** Start of Material shown **

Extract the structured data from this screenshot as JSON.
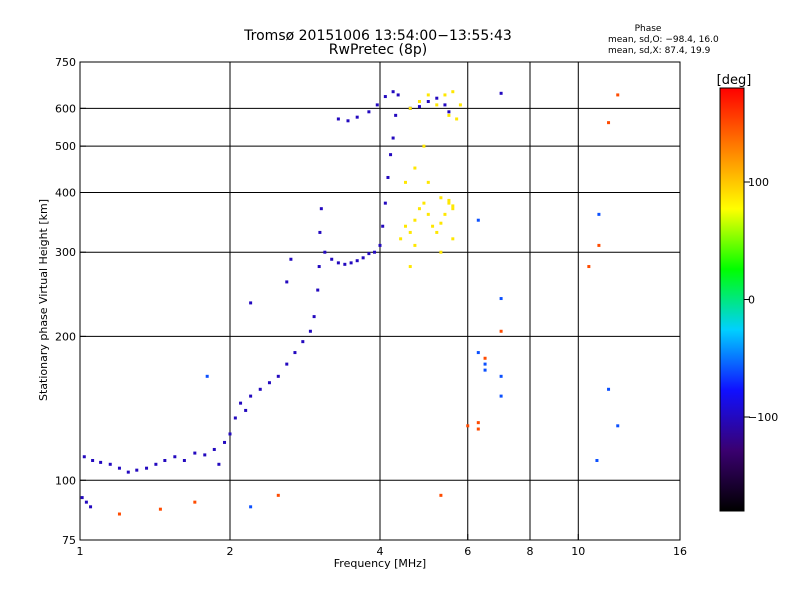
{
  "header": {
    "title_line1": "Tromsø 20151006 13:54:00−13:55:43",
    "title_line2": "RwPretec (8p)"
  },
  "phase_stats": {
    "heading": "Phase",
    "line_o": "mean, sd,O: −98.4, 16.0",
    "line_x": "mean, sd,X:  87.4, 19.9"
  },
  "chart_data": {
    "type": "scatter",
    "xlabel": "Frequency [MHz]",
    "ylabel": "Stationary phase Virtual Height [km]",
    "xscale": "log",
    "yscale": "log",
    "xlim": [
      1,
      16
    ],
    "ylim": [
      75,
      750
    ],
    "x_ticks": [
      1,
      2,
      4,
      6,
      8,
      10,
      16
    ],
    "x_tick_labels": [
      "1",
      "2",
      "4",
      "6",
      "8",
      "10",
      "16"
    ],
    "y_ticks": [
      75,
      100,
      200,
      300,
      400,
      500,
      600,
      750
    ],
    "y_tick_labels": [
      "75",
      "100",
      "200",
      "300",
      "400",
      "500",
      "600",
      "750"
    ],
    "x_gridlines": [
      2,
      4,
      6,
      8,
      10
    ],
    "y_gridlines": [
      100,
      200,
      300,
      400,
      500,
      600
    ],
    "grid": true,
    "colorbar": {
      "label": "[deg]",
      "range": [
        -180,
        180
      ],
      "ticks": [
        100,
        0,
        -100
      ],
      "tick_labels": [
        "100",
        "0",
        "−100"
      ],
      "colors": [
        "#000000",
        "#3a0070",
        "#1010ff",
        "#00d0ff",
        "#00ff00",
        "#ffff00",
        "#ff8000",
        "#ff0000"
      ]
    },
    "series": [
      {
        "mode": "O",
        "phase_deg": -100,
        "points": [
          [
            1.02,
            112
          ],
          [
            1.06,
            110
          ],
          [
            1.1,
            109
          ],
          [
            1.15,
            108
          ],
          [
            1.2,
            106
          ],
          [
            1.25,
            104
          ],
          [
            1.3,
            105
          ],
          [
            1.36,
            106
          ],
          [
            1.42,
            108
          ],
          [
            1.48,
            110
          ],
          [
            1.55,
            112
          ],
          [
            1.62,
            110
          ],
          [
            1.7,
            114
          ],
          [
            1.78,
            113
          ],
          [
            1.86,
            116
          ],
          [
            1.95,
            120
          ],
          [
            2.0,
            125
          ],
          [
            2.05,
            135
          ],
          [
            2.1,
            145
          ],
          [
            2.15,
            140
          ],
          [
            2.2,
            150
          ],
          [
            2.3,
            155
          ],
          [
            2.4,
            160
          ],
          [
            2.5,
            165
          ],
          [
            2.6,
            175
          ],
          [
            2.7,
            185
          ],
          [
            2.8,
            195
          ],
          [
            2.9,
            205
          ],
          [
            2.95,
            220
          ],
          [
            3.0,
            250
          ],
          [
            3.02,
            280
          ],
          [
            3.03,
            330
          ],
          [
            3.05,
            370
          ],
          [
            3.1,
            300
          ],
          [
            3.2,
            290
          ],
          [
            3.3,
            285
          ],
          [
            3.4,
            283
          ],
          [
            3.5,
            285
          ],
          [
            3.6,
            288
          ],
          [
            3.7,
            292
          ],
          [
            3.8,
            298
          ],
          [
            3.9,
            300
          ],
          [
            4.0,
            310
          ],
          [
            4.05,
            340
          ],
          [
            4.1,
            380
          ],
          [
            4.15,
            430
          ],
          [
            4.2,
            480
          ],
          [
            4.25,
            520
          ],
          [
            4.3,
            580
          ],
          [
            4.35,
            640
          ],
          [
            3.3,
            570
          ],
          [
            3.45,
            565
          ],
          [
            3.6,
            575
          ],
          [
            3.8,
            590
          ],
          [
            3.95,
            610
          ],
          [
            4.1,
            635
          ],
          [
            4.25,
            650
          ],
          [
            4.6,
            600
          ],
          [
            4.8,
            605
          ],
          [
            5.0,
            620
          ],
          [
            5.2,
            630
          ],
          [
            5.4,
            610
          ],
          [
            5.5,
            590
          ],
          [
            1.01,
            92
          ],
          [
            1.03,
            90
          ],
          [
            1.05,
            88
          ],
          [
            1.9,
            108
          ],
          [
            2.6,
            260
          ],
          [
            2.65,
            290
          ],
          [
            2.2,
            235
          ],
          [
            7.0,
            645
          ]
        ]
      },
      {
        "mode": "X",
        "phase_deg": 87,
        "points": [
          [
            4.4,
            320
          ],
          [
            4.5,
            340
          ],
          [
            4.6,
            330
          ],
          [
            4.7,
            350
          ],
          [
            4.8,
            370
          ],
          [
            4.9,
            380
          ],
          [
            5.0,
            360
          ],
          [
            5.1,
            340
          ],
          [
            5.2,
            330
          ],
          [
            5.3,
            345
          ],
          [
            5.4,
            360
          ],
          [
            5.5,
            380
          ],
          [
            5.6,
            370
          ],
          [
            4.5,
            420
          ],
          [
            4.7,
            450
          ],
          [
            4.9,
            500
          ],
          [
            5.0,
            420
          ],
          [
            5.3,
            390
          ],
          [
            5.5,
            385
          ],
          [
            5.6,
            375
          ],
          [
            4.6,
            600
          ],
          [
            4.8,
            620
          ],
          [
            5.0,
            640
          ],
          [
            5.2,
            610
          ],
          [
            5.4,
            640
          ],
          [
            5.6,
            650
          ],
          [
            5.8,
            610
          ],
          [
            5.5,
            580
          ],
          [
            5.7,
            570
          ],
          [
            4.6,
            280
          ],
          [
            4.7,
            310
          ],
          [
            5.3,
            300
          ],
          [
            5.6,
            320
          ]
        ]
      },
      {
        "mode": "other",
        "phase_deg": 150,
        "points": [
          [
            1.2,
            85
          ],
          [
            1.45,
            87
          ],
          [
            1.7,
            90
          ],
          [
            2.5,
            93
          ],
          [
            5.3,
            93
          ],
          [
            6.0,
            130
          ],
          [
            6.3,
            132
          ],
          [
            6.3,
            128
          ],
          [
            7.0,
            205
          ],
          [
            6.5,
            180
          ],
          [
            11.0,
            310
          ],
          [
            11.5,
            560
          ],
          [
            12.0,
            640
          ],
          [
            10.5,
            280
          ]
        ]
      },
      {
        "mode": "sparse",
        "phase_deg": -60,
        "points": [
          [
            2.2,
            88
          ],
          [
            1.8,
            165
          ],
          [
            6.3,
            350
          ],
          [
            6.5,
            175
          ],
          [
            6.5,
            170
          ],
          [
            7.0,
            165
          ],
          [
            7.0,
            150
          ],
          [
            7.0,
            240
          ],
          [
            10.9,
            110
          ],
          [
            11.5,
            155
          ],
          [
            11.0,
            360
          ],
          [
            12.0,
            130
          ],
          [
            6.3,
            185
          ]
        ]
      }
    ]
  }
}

** End of Material shown **

* Task details *
Transcribe the full listing above exactly as it stands, minus the pictures.

* Response for this exercise *
Extract the structured data from this screenshot as JSON.
{
  "header": {
    "title_line1": "Tromsø 20151006 13:54:00−13:55:43",
    "title_line2": "RwPretec (8p)"
  },
  "phase_stats": {
    "heading": "Phase",
    "line_o": "mean, sd,O: −98.4, 16.0",
    "line_x": "mean, sd,X:  87.4, 19.9"
  },
  "chart_data": {
    "type": "scatter",
    "xlabel": "Frequency [MHz]",
    "ylabel": "Stationary phase Virtual Height [km]",
    "xscale": "log",
    "yscale": "log",
    "xlim": [
      1,
      16
    ],
    "ylim": [
      75,
      750
    ],
    "x_ticks": [
      1,
      2,
      4,
      6,
      8,
      10,
      16
    ],
    "x_tick_labels": [
      "1",
      "2",
      "4",
      "6",
      "8",
      "10",
      "16"
    ],
    "y_ticks": [
      75,
      100,
      200,
      300,
      400,
      500,
      600,
      750
    ],
    "y_tick_labels": [
      "75",
      "100",
      "200",
      "300",
      "400",
      "500",
      "600",
      "750"
    ],
    "x_gridlines": [
      2,
      4,
      6,
      8,
      10
    ],
    "y_gridlines": [
      100,
      200,
      300,
      400,
      500,
      600
    ],
    "grid": true,
    "colorbar": {
      "label": "[deg]",
      "range": [
        -180,
        180
      ],
      "ticks": [
        100,
        0,
        -100
      ],
      "tick_labels": [
        "100",
        "0",
        "−100"
      ],
      "colors": [
        "#000000",
        "#3a0070",
        "#1010ff",
        "#00d0ff",
        "#00ff00",
        "#ffff00",
        "#ff8000",
        "#ff0000"
      ]
    },
    "series": [
      {
        "mode": "O",
        "phase_deg": -100,
        "points": [
          [
            1.02,
            112
          ],
          [
            1.06,
            110
          ],
          [
            1.1,
            109
          ],
          [
            1.15,
            108
          ],
          [
            1.2,
            106
          ],
          [
            1.25,
            104
          ],
          [
            1.3,
            105
          ],
          [
            1.36,
            106
          ],
          [
            1.42,
            108
          ],
          [
            1.48,
            110
          ],
          [
            1.55,
            112
          ],
          [
            1.62,
            110
          ],
          [
            1.7,
            114
          ],
          [
            1.78,
            113
          ],
          [
            1.86,
            116
          ],
          [
            1.95,
            120
          ],
          [
            2.0,
            125
          ],
          [
            2.05,
            135
          ],
          [
            2.1,
            145
          ],
          [
            2.15,
            140
          ],
          [
            2.2,
            150
          ],
          [
            2.3,
            155
          ],
          [
            2.4,
            160
          ],
          [
            2.5,
            165
          ],
          [
            2.6,
            175
          ],
          [
            2.7,
            185
          ],
          [
            2.8,
            195
          ],
          [
            2.9,
            205
          ],
          [
            2.95,
            220
          ],
          [
            3.0,
            250
          ],
          [
            3.02,
            280
          ],
          [
            3.03,
            330
          ],
          [
            3.05,
            370
          ],
          [
            3.1,
            300
          ],
          [
            3.2,
            290
          ],
          [
            3.3,
            285
          ],
          [
            3.4,
            283
          ],
          [
            3.5,
            285
          ],
          [
            3.6,
            288
          ],
          [
            3.7,
            292
          ],
          [
            3.8,
            298
          ],
          [
            3.9,
            300
          ],
          [
            4.0,
            310
          ],
          [
            4.05,
            340
          ],
          [
            4.1,
            380
          ],
          [
            4.15,
            430
          ],
          [
            4.2,
            480
          ],
          [
            4.25,
            520
          ],
          [
            4.3,
            580
          ],
          [
            4.35,
            640
          ],
          [
            3.3,
            570
          ],
          [
            3.45,
            565
          ],
          [
            3.6,
            575
          ],
          [
            3.8,
            590
          ],
          [
            3.95,
            610
          ],
          [
            4.1,
            635
          ],
          [
            4.25,
            650
          ],
          [
            4.6,
            600
          ],
          [
            4.8,
            605
          ],
          [
            5.0,
            620
          ],
          [
            5.2,
            630
          ],
          [
            5.4,
            610
          ],
          [
            5.5,
            590
          ],
          [
            1.01,
            92
          ],
          [
            1.03,
            90
          ],
          [
            1.05,
            88
          ],
          [
            1.9,
            108
          ],
          [
            2.6,
            260
          ],
          [
            2.65,
            290
          ],
          [
            2.2,
            235
          ],
          [
            7.0,
            645
          ]
        ]
      },
      {
        "mode": "X",
        "phase_deg": 87,
        "points": [
          [
            4.4,
            320
          ],
          [
            4.5,
            340
          ],
          [
            4.6,
            330
          ],
          [
            4.7,
            350
          ],
          [
            4.8,
            370
          ],
          [
            4.9,
            380
          ],
          [
            5.0,
            360
          ],
          [
            5.1,
            340
          ],
          [
            5.2,
            330
          ],
          [
            5.3,
            345
          ],
          [
            5.4,
            360
          ],
          [
            5.5,
            380
          ],
          [
            5.6,
            370
          ],
          [
            4.5,
            420
          ],
          [
            4.7,
            450
          ],
          [
            4.9,
            500
          ],
          [
            5.0,
            420
          ],
          [
            5.3,
            390
          ],
          [
            5.5,
            385
          ],
          [
            5.6,
            375
          ],
          [
            4.6,
            600
          ],
          [
            4.8,
            620
          ],
          [
            5.0,
            640
          ],
          [
            5.2,
            610
          ],
          [
            5.4,
            640
          ],
          [
            5.6,
            650
          ],
          [
            5.8,
            610
          ],
          [
            5.5,
            580
          ],
          [
            5.7,
            570
          ],
          [
            4.6,
            280
          ],
          [
            4.7,
            310
          ],
          [
            5.3,
            300
          ],
          [
            5.6,
            320
          ]
        ]
      },
      {
        "mode": "other",
        "phase_deg": 150,
        "points": [
          [
            1.2,
            85
          ],
          [
            1.45,
            87
          ],
          [
            1.7,
            90
          ],
          [
            2.5,
            93
          ],
          [
            5.3,
            93
          ],
          [
            6.0,
            130
          ],
          [
            6.3,
            132
          ],
          [
            6.3,
            128
          ],
          [
            7.0,
            205
          ],
          [
            6.5,
            180
          ],
          [
            11.0,
            310
          ],
          [
            11.5,
            560
          ],
          [
            12.0,
            640
          ],
          [
            10.5,
            280
          ]
        ]
      },
      {
        "mode": "sparse",
        "phase_deg": -60,
        "points": [
          [
            2.2,
            88
          ],
          [
            1.8,
            165
          ],
          [
            6.3,
            350
          ],
          [
            6.5,
            175
          ],
          [
            6.5,
            170
          ],
          [
            7.0,
            165
          ],
          [
            7.0,
            150
          ],
          [
            7.0,
            240
          ],
          [
            10.9,
            110
          ],
          [
            11.5,
            155
          ],
          [
            11.0,
            360
          ],
          [
            12.0,
            130
          ],
          [
            6.3,
            185
          ]
        ]
      }
    ]
  }
}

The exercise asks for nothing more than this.